ASSIGNMENT> Restate each entry below without changing a word.

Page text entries
********

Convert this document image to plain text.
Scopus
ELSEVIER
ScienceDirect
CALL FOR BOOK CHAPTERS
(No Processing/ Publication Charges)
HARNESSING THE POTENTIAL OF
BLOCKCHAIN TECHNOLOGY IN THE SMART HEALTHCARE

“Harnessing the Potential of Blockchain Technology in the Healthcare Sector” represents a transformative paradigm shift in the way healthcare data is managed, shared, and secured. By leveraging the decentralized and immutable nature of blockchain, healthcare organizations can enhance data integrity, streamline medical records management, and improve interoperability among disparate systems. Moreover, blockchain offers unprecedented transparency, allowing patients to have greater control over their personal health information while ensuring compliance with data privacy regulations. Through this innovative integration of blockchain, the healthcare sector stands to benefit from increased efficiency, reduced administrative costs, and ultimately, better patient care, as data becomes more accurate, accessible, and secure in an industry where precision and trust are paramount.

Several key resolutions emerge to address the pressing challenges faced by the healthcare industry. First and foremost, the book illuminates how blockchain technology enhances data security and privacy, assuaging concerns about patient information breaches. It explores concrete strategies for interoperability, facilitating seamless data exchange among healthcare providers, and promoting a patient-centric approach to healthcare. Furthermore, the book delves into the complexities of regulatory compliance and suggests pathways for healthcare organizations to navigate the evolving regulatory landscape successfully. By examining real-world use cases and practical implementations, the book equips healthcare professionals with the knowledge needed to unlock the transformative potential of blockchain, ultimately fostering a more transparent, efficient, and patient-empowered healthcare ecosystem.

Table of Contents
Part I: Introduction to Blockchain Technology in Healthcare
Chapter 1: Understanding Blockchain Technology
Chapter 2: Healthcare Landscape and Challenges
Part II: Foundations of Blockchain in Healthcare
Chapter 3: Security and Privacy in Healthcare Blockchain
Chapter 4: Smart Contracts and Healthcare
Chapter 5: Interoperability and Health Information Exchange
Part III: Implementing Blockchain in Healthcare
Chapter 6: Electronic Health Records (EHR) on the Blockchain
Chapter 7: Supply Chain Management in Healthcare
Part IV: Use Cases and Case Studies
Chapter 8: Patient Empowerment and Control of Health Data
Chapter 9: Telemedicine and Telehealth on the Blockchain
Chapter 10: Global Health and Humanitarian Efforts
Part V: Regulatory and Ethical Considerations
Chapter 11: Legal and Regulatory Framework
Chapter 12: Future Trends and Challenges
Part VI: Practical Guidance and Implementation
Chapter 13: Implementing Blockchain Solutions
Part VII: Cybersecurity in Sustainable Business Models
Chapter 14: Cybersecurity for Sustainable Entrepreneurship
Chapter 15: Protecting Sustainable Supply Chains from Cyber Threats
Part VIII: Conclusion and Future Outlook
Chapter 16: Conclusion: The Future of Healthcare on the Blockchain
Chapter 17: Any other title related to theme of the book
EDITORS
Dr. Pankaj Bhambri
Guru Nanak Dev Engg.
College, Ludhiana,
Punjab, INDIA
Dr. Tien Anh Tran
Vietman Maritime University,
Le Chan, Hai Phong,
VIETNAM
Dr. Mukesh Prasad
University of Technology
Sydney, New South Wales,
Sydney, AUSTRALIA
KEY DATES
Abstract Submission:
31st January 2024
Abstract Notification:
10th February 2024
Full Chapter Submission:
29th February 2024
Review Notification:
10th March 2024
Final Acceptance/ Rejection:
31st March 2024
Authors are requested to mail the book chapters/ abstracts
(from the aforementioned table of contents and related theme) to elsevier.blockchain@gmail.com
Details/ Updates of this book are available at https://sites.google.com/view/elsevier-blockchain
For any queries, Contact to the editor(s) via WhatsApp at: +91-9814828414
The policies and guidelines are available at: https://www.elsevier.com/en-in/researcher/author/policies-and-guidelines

********

EXERCISE OUTPUT>
Convert this document image to plain text.
Scopus
ELSEVIER
ScienceDirect
CALL FOR BOOK CHAPTERS
(No Processing/ Publication Charges)
HARNESSING THE POTENTIAL OF
BLOCKCHAIN TECHNOLOGY IN THE SMART HEALTHCARE

“Harnessing the Potential of Blockchain Technology in the Healthcare Sector” represents a transformative paradigm shift in the way healthcare data is managed, shared, and secured. By leveraging the decentralized and immutable nature of blockchain, healthcare organizations can enhance data integrity, streamline medical records management, and improve interoperability among disparate systems. Moreover, blockchain offers unprecedented transparency, allowing patients to have greater control over their personal health information while ensuring compliance with data privacy regulations. Through this innovative integration of blockchain, the healthcare sector stands to benefit from increased efficiency, reduced administrative costs, and ultimately, better patient care, as data becomes more accurate, accessible, and secure in an industry where precision and trust are paramount.

Several key resolutions emerge to address the pressing challenges faced by the healthcare industry. First and foremost, the book illuminates how blockchain technology enhances data security and privacy, assuaging concerns about patient information breaches. It explores concrete strategies for interoperability, facilitating seamless data exchange among healthcare providers, and promoting a patient-centric approach to healthcare. Furthermore, the book delves into the complexities of regulatory compliance and suggests pathways for healthcare organizations to navigate the evolving regulatory landscape successfully. By examining real-world use cases and practical implementations, the book equips healthcare professionals with the knowledge needed to unlock the transformative potential of blockchain, ultimately fostering a more transparent, efficient, and patient-empowered healthcare ecosystem.

Table of Contents
Part I: Introduction to Blockchain Technology in Healthcare
Chapter 1: Understanding Blockchain Technology
Chapter 2: Healthcare Landscape and Challenges
Part II: Foundations of Blockchain in Healthcare
Chapter 3: Security and Privacy in Healthcare Blockchain
Chapter 4: Smart Contracts and Healthcare
Chapter 5: Interoperability and Health Information Exchange
Part III: Implementing Blockchain in Healthcare
Chapter 6: Electronic Health Records (EHR) on the Blockchain
Chapter 7: Supply Chain Management in Healthcare
Part IV: Use Cases and Case Studies
Chapter 8: Patient Empowerment and Control of Health Data
Chapter 9: Telemedicine and Telehealth on the Blockchain
Chapter 10: Global Health and Humanitarian Efforts
Part V: Regulatory and Ethical Considerations
Chapter 11: Legal and Regulatory Framework
Chapter 12: Future Trends and Challenges
Part VI: Practical Guidance and Implementation
Chapter 13: Implementing Blockchain Solutions
Part VII: Cybersecurity in Sustainable Business Models
Chapter 14: Cybersecurity for Sustainable Entrepreneurship
Chapter 15: Protecting Sustainable Supply Chains from Cyber Threats
Part VIII: Conclusion and Future Outlook
Chapter 16: Conclusion: The Future of Healthcare on the Blockchain
Chapter 17: Any other title related to theme of the book
EDITORS
Dr. Pankaj Bhambri
Guru Nanak Dev Engg.
College, Ludhiana,
Punjab, INDIA
Dr. Tien Anh Tran
Vietman Maritime University,
Le Chan, Hai Phong,
VIETNAM
Dr. Mukesh Prasad
University of Technology
Sydney, New South Wales,
Sydney, AUSTRALIA
KEY DATES
Abstract Submission:
31st January 2024
Abstract Notification:
10th February 2024
Full Chapter Submission:
29th February 2024
Review Notification:
10th March 2024
Final Acceptance/ Rejection:
31st March 2024
Authors are requested to mail the book chapters/ abstracts
(from the aforementioned table of contents and related theme) to elsevier.blockchain@gmail.com
Details/ Updates of this book are available at https://sites.google.com/view/elsevier-blockchain
For any queries, Contact to the editor(s) via WhatsApp at: +91-9814828414
The policies and guidelines are available at: https://www.elsevier.com/en-in/researcher/author/policies-and-guidelines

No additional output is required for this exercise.